▽

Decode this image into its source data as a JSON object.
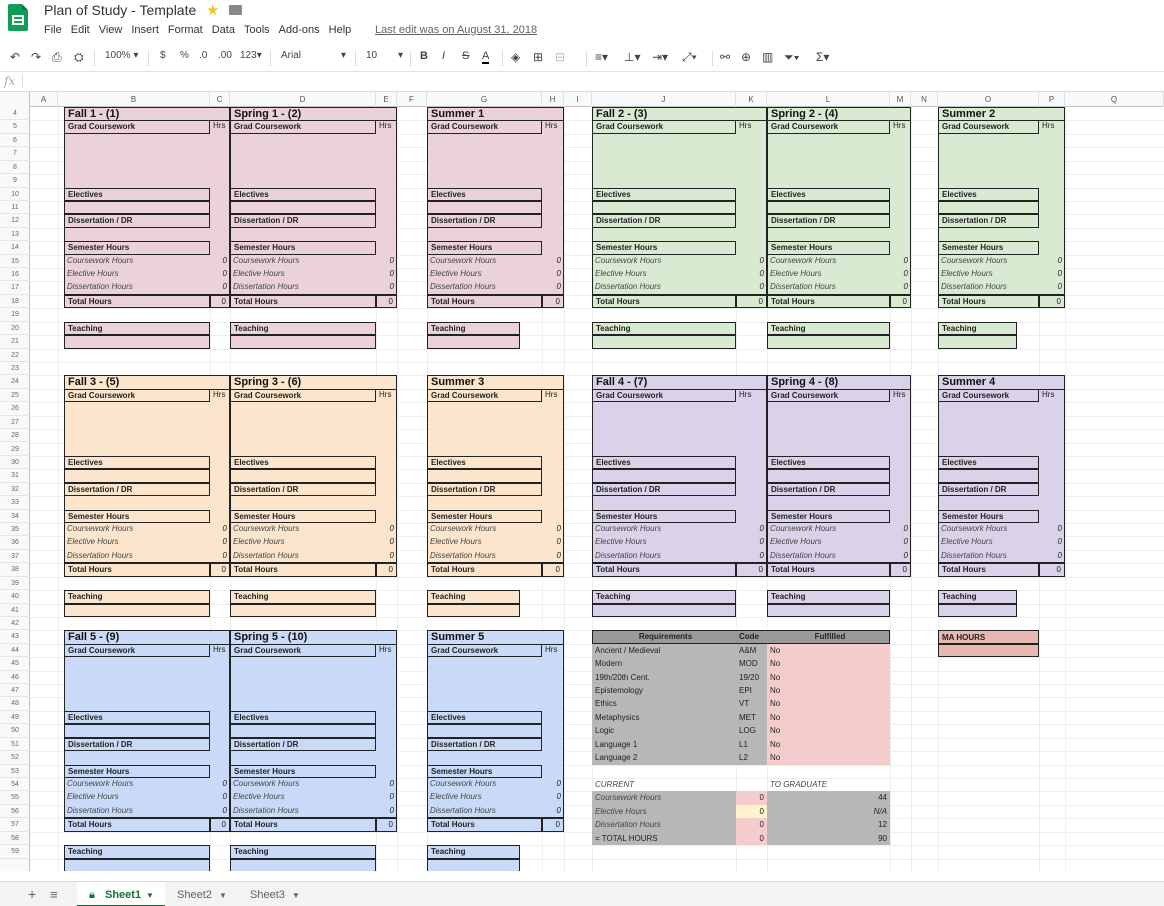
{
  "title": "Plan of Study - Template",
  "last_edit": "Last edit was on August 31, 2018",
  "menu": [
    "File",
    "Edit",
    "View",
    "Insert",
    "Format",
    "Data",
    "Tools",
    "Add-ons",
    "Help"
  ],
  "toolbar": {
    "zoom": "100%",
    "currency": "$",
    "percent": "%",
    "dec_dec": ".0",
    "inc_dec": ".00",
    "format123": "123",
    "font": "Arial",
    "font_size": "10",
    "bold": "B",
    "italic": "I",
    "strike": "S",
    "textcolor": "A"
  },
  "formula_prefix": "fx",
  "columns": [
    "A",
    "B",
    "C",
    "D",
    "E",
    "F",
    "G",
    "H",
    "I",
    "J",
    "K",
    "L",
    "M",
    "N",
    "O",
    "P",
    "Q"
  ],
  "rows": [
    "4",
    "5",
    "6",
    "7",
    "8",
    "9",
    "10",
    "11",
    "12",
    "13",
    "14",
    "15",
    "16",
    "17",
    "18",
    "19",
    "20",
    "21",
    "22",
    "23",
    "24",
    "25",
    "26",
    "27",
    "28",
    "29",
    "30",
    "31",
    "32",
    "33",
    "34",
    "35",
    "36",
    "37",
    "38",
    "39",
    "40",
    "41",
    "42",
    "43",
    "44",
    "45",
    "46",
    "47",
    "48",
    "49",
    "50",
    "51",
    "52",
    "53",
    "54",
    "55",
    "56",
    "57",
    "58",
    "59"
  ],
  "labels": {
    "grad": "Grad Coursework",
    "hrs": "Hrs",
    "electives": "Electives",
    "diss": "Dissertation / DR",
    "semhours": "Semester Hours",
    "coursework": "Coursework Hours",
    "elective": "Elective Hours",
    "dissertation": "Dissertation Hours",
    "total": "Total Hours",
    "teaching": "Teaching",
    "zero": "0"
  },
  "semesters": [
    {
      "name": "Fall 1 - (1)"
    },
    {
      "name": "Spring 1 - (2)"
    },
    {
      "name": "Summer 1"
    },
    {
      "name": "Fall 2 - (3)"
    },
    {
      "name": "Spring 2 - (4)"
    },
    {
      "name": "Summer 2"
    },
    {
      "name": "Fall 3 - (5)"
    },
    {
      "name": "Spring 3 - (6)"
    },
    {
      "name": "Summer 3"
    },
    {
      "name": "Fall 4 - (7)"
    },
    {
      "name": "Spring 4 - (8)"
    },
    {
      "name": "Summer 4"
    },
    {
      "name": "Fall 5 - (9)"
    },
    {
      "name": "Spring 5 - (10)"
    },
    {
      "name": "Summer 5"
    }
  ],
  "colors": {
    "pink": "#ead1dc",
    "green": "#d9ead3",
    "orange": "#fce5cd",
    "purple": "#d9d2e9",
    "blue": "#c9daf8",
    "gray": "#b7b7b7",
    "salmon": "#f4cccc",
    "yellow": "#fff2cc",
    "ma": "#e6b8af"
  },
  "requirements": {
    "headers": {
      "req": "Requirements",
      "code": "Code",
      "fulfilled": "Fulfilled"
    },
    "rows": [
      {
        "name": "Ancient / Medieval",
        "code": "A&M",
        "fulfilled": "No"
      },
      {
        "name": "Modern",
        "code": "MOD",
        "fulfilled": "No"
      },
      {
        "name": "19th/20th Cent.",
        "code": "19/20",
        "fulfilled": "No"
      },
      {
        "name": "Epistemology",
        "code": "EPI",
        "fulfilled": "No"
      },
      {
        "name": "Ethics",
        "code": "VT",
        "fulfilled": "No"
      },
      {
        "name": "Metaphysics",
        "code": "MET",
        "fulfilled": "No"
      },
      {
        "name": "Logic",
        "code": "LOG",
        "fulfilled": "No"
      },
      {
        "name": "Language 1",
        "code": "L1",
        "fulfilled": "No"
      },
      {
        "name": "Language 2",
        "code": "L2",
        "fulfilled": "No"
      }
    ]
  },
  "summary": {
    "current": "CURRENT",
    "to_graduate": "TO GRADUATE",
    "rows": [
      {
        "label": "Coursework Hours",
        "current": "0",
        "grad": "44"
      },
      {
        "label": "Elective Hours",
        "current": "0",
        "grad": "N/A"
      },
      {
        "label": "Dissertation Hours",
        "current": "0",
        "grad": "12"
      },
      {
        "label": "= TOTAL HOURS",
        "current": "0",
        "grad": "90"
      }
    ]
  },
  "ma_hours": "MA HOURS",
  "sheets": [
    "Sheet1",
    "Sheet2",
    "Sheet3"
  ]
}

△

Omit each picture, then return all of the listing exactly as it stands.

Decode this image into its source data as a JSON object.
{
  "title": "Plan of Study - Template",
  "last_edit": "Last edit was on August 31, 2018",
  "menu": [
    "File",
    "Edit",
    "View",
    "Insert",
    "Format",
    "Data",
    "Tools",
    "Add-ons",
    "Help"
  ],
  "toolbar": {
    "zoom": "100%",
    "currency": "$",
    "percent": "%",
    "dec_dec": ".0",
    "inc_dec": ".00",
    "format123": "123",
    "font": "Arial",
    "font_size": "10",
    "bold": "B",
    "italic": "I",
    "strike": "S",
    "textcolor": "A"
  },
  "formula_prefix": "fx",
  "columns": [
    "A",
    "B",
    "C",
    "D",
    "E",
    "F",
    "G",
    "H",
    "I",
    "J",
    "K",
    "L",
    "M",
    "N",
    "O",
    "P",
    "Q"
  ],
  "rows": [
    "4",
    "5",
    "6",
    "7",
    "8",
    "9",
    "10",
    "11",
    "12",
    "13",
    "14",
    "15",
    "16",
    "17",
    "18",
    "19",
    "20",
    "21",
    "22",
    "23",
    "24",
    "25",
    "26",
    "27",
    "28",
    "29",
    "30",
    "31",
    "32",
    "33",
    "34",
    "35",
    "36",
    "37",
    "38",
    "39",
    "40",
    "41",
    "42",
    "43",
    "44",
    "45",
    "46",
    "47",
    "48",
    "49",
    "50",
    "51",
    "52",
    "53",
    "54",
    "55",
    "56",
    "57",
    "58",
    "59"
  ],
  "labels": {
    "grad": "Grad Coursework",
    "hrs": "Hrs",
    "electives": "Electives",
    "diss": "Dissertation / DR",
    "semhours": "Semester Hours",
    "coursework": "Coursework Hours",
    "elective": "Elective Hours",
    "dissertation": "Dissertation Hours",
    "total": "Total Hours",
    "teaching": "Teaching",
    "zero": "0"
  },
  "semesters": [
    {
      "name": "Fall 1 - (1)"
    },
    {
      "name": "Spring 1 - (2)"
    },
    {
      "name": "Summer 1"
    },
    {
      "name": "Fall 2 - (3)"
    },
    {
      "name": "Spring 2 - (4)"
    },
    {
      "name": "Summer 2"
    },
    {
      "name": "Fall 3 - (5)"
    },
    {
      "name": "Spring 3 - (6)"
    },
    {
      "name": "Summer 3"
    },
    {
      "name": "Fall 4 - (7)"
    },
    {
      "name": "Spring 4 - (8)"
    },
    {
      "name": "Summer 4"
    },
    {
      "name": "Fall 5 - (9)"
    },
    {
      "name": "Spring 5 - (10)"
    },
    {
      "name": "Summer 5"
    }
  ],
  "colors": {
    "pink": "#ead1dc",
    "green": "#d9ead3",
    "orange": "#fce5cd",
    "purple": "#d9d2e9",
    "blue": "#c9daf8",
    "gray": "#b7b7b7",
    "salmon": "#f4cccc",
    "yellow": "#fff2cc",
    "ma": "#e6b8af"
  },
  "requirements": {
    "headers": {
      "req": "Requirements",
      "code": "Code",
      "fulfilled": "Fulfilled"
    },
    "rows": [
      {
        "name": "Ancient / Medieval",
        "code": "A&M",
        "fulfilled": "No"
      },
      {
        "name": "Modern",
        "code": "MOD",
        "fulfilled": "No"
      },
      {
        "name": "19th/20th Cent.",
        "code": "19/20",
        "fulfilled": "No"
      },
      {
        "name": "Epistemology",
        "code": "EPI",
        "fulfilled": "No"
      },
      {
        "name": "Ethics",
        "code": "VT",
        "fulfilled": "No"
      },
      {
        "name": "Metaphysics",
        "code": "MET",
        "fulfilled": "No"
      },
      {
        "name": "Logic",
        "code": "LOG",
        "fulfilled": "No"
      },
      {
        "name": "Language 1",
        "code": "L1",
        "fulfilled": "No"
      },
      {
        "name": "Language 2",
        "code": "L2",
        "fulfilled": "No"
      }
    ]
  },
  "summary": {
    "current": "CURRENT",
    "to_graduate": "TO GRADUATE",
    "rows": [
      {
        "label": "Coursework Hours",
        "current": "0",
        "grad": "44"
      },
      {
        "label": "Elective Hours",
        "current": "0",
        "grad": "N/A"
      },
      {
        "label": "Dissertation Hours",
        "current": "0",
        "grad": "12"
      },
      {
        "label": "= TOTAL HOURS",
        "current": "0",
        "grad": "90"
      }
    ]
  },
  "ma_hours": "MA HOURS",
  "sheets": [
    "Sheet1",
    "Sheet2",
    "Sheet3"
  ]
}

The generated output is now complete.